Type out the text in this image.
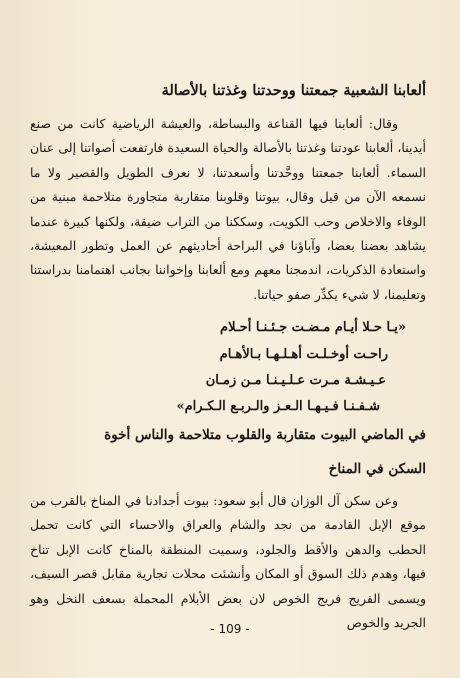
ألعابنا الشعبية جمعتنا ووحدتنا وغذتنا بالأصالة

وقال: ألعابنا فيها القناعة والبساطة، والعيشة الرياضية كانت من صنع أيدينا، ألعابنا عودتنا وغذتنا بالأصالة والحياة السعيدة فارتفعت أصواتنا إلى عنان السماء. ألعابنا جمعتنا ووحَّدتنا وأسعدتنا، لا نعرف الطويل والقصير ولا ما نسمعه الآن من قيل وقال، بيوتنا وقلوبنا متقاربة متجاورة متلاحمة مبنية من الوفاء والاخلاص وحب الكويت، وسككنا من التراب ضيقة، ولكنها كبيرة عندما يشاهد بعضنا بعضا، وآباؤنا في البراحة أحاديثهم عن العمل وتطور المعيشة، واستعادة الذكريات، اندمجنا معهم ومع ألعابنا وإخواننا بجانب اهتمامنا بدراستنا وتعليمنا، لا شيء يكدِّر صفو حياتنا.

«يـا حـلا أيـام مـضـت جـئـنـا أحـلام
راحـت أوخـلـت أهـلـهـا بـالأهـام
عـيـشـة مـرت عـلـيـنـا مـن زمـان
شـفـنـا فـيـهـا الـعـز والـربـع الـكـرام»
في الماضي البيوت متقاربة والقلوب متلاحمة والناس أخوة
السكن في المناخ

وعن سكن آل الوزان قال أبو سعود: بيوت أجدادنا في المناخ بالقرب من موقع الإبل القادمة من نجد والشام والعراق والاحساء التي كانت تحمل الحطب والدهن والأقط والجلود، وسميت المنطقة بالمناخ كانت الإبل تناخ فيها، وهدم ذلك السوق أو المكان وأنشئت محلات تجارية مقابل قصر السيف، ويسمى الفريج فريج الخوص لان بعض الأبلام المحملة بسعف النخل وهو الجريد والخوص

- 109 -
· · · ·
◆ **What is expected**:
All of the material above should be reproduced exactly, except the pictures.

◆ **Reply to the task**:
Type out the text in this image.
ألعابنا الشعبية جمعتنا ووحدتنا وغذتنا بالأصالة

وقال: ألعابنا فيها القناعة والبساطة، والعيشة الرياضية كانت من صنع أيدينا، ألعابنا عودتنا وغذتنا بالأصالة والحياة السعيدة فارتفعت أصواتنا إلى عنان السماء. ألعابنا جمعتنا ووحَّدتنا وأسعدتنا، لا نعرف الطويل والقصير ولا ما نسمعه الآن من قيل وقال، بيوتنا وقلوبنا متقاربة متجاورة متلاحمة مبنية من الوفاء والاخلاص وحب الكويت، وسككنا من التراب ضيقة، ولكنها كبيرة عندما يشاهد بعضنا بعضا، وآباؤنا في البراحة أحاديثهم عن العمل وتطور المعيشة، واستعادة الذكريات، اندمجنا معهم ومع ألعابنا وإخواننا بجانب اهتمامنا بدراستنا وتعليمنا، لا شيء يكدِّر صفو حياتنا.

«يـا حـلا أيـام مـضـت جـئـنـا أحـلام
راحـت أوخـلـت أهـلـهـا بـالأهـام
عـيـشـة مـرت عـلـيـنـا مـن زمـان
شـفـنـا فـيـهـا الـعـز والـربـع الـكـرام»
في الماضي البيوت متقاربة والقلوب متلاحمة والناس أخوة
السكن في المناخ

وعن سكن آل الوزان قال أبو سعود: بيوت أجدادنا في المناخ بالقرب من موقع الإبل القادمة من نجد والشام والعراق والاحساء التي كانت تحمل الحطب والدهن والأقط والجلود، وسميت المنطقة بالمناخ كانت الإبل تناخ فيها، وهدم ذلك السوق أو المكان وأنشئت محلات تجارية مقابل قصر السيف، ويسمى الفريج فريج الخوص لان بعض الأبلام المحملة بسعف النخل وهو الجريد والخوص

- 109 -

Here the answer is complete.